● COMPITO 1: Nel brano sulla storia della mozzarella di bufala, a quale epoca risalgono più o meno le origini dei formaggi a pasta filata?
● COMPITO 2: Per favore, restituisci dal brano sulla storia della mozzarella di bufala tutto il testo che va da "Sulla genuinità e" giù fino a "ha ancora rivali.", senza cambiare nulla.

● BRANO DI PARTENZA:
============================================================

Sulla genuinità e sul gusto del prezioso latticino, conosciuto anche come “oro bianco”, non c’è bisogno di aggiungere ulteriori notizie o elementi, e nemmeno vogliamo addentrarci nell’eterna diatriba se sia più buona la mozzarella di Aversa o quella di Battipaglia. Quello che ci interessa ripercorrere è la storia della mozzarella di bufala, per arrivare alle origini di questo orgoglio nazionale e campano e capire come mai, dopo secoli, non ha ancora rivali.
Una storia lunga secoli
Per andare alle origini dei formaggi a pasta filata, dobbiamo risalire più o meno al 500 a.C., come riportato nei testi di Ippocrate. All’epoca, l’esigenza era quella di conservare più a lungo il latte, riducendone l’acidità attraverso la filatura a caldo. La cagliata, portata ad alte temperature, poteva così essere lavorata e trasformata in formaggio.

============================================================

Dati di origine:
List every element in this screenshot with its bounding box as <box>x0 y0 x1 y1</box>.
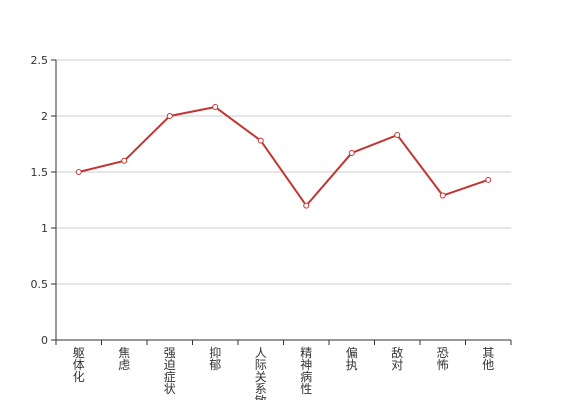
y-tick-label: 1 <box>41 222 48 235</box>
y-tick-label: 0.5 <box>31 278 49 291</box>
data-point <box>166 113 173 119</box>
data-point <box>257 137 264 144</box>
data-point <box>439 192 446 199</box>
y-tick-label: 1.5 <box>31 166 49 179</box>
x-tick-label: 焦虑 <box>118 346 130 372</box>
series-layer <box>75 104 492 209</box>
x-tick-label: 精神病性 <box>300 346 312 396</box>
data-point <box>212 104 219 111</box>
x-tick-label: 躯体化 <box>73 345 85 384</box>
data-point <box>394 132 401 139</box>
data-point <box>485 176 492 183</box>
x-tick-label: 偏执 <box>346 345 358 372</box>
data-point <box>348 149 355 156</box>
data-point <box>121 157 128 164</box>
y-tick-label: 2 <box>41 110 48 123</box>
x-tick-label: 抑郁 <box>209 345 221 372</box>
y-tick-label: 2.5 <box>31 54 49 67</box>
x-tick-label: 其他 <box>482 346 494 372</box>
y-axis: 0 0.5 1 1.5 2 2.5 <box>31 54 57 347</box>
series-line <box>78 106 489 207</box>
x-tick-label: 强迫症状 <box>164 346 176 396</box>
data-point <box>75 169 82 175</box>
x-tick-label: 敌对 <box>391 345 403 372</box>
x-tick-label: 恐怖 <box>437 346 449 372</box>
x-tick-label: 人际关系敏感 <box>255 346 267 400</box>
x-axis: 躯体化 焦虑 强迫症状 抑郁 人际关系敏感 精神病性 偏执 敌对 恐怖 其他 <box>55 339 512 400</box>
y-tick-label: 0 <box>41 334 48 347</box>
data-point <box>303 202 310 209</box>
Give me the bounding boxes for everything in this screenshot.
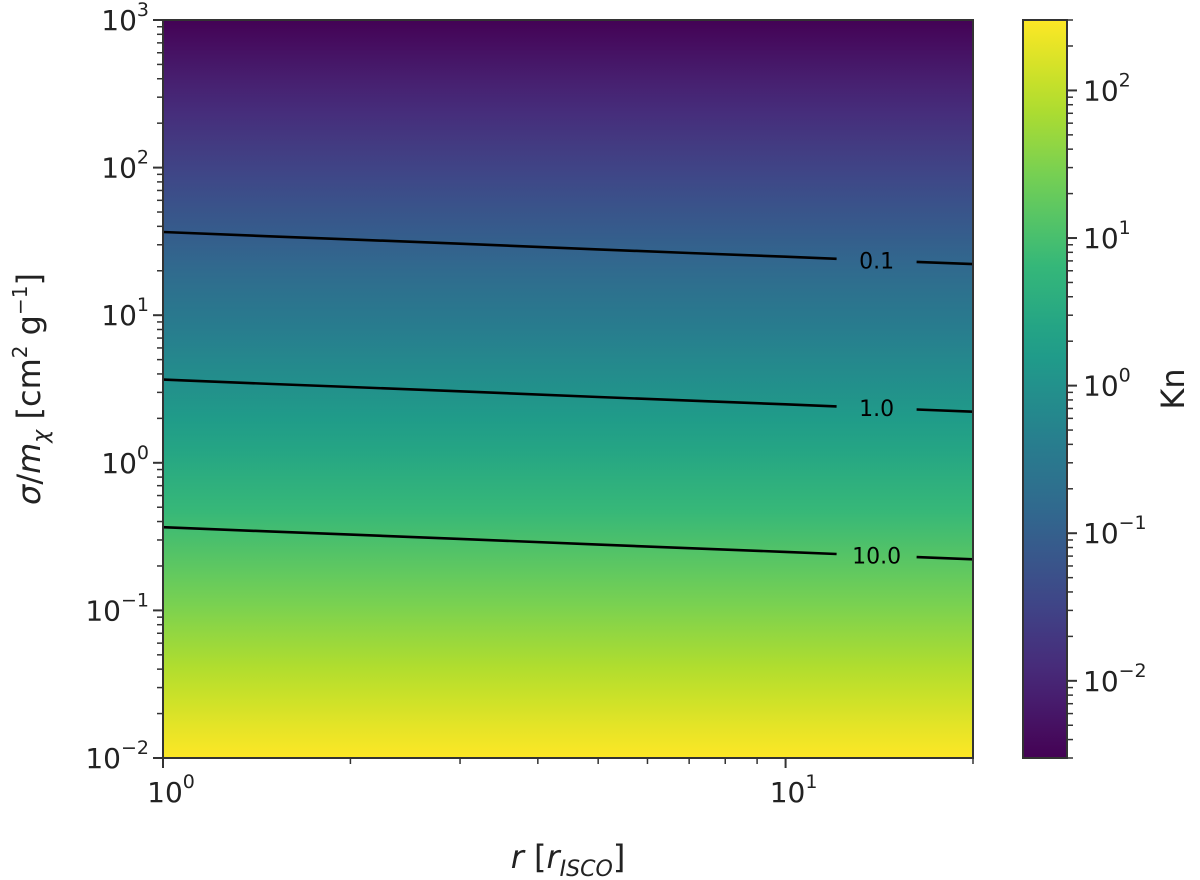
x-tick-label: 100: [147, 771, 195, 809]
contour-line-10.0-part-2: [916, 555, 973, 561]
plot-frame: [162, 19, 974, 759]
y-tick-label: 10−1: [85, 589, 149, 627]
colorbar-fill: [1023, 20, 1067, 758]
colorbar-tick-label: 102: [1083, 69, 1131, 107]
contour-line-1.0-part-1: [163, 378, 837, 408]
y-axis: 10−2 10−1 100 101 102 103: [85, 0, 163, 775]
heatmap-field: [163, 20, 973, 758]
y-tick-label: 10−2: [85, 737, 149, 775]
x-axis-label: r [rISCO]: [511, 838, 626, 880]
contour-label: 10.0: [852, 545, 901, 570]
y-tick-label: 101: [101, 294, 149, 332]
contour-line-1.0-part-2: [916, 408, 973, 413]
y-tick-label: 102: [101, 147, 149, 185]
contour-label: 0.1: [859, 249, 894, 274]
colorbar-ticks: 10−2 10−1 100 101 102: [1067, 19, 1147, 759]
colorbar-label: Kn: [1154, 368, 1192, 409]
x-tick-label: 101: [770, 771, 818, 809]
contour-line-0.1-part-1: [163, 230, 837, 261]
colorbar-tick-label: 10−2: [1083, 660, 1147, 698]
colorbar-tick-label: 100: [1083, 365, 1131, 403]
y-tick-label: 103: [101, 0, 149, 37]
contour-line-10.0-part-1: [163, 525, 837, 556]
y-tick-label: 100: [101, 442, 149, 480]
contour-label: 1.0: [859, 397, 894, 422]
contour-line-0.1-part-2: [916, 260, 973, 266]
colorbar: 10−2 10−1 100 101 102: [1022, 19, 1147, 759]
colorbar-tick-label: 101: [1083, 217, 1131, 255]
contour-label-layer: 0.1 1.0 10.0: [852, 249, 901, 569]
y-axis-label: σ/mχ [cm2 g−1]: [8, 273, 54, 505]
x-axis: 100 101: [147, 758, 974, 809]
colorbar-tick-label: 10−1: [1083, 512, 1147, 550]
colorbar-frame: [1022, 19, 1068, 759]
plot-area: 0.1 1.0 10.0: [162, 19, 974, 759]
contour-layer: [163, 230, 973, 561]
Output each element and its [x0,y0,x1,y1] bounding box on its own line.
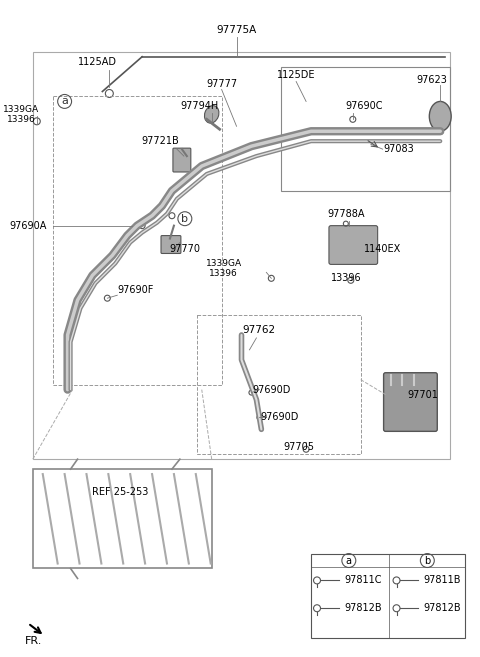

============================================================

● RISULTATO ATTESO 1: Più o meno al 500 a.C.

● RISULTATO ATTESO 2:
Sulla genuinità e sul gusto del prezioso latticino, conosciuto anche come “oro bianco”, non c’è bisogno di aggiungere ulteriori notizie o elementi, e nemmeno vogliamo addentrarci nell’eterna diatriba se sia più buona la mozzarella di Aversa o quella di Battipaglia. Quello che ci interessa ripercorrere è la storia della mozzarella di bufala, per arrivare alle origini di questo orgoglio nazionale e campano e capire come mai, dopo secoli, non ha ancora rivali.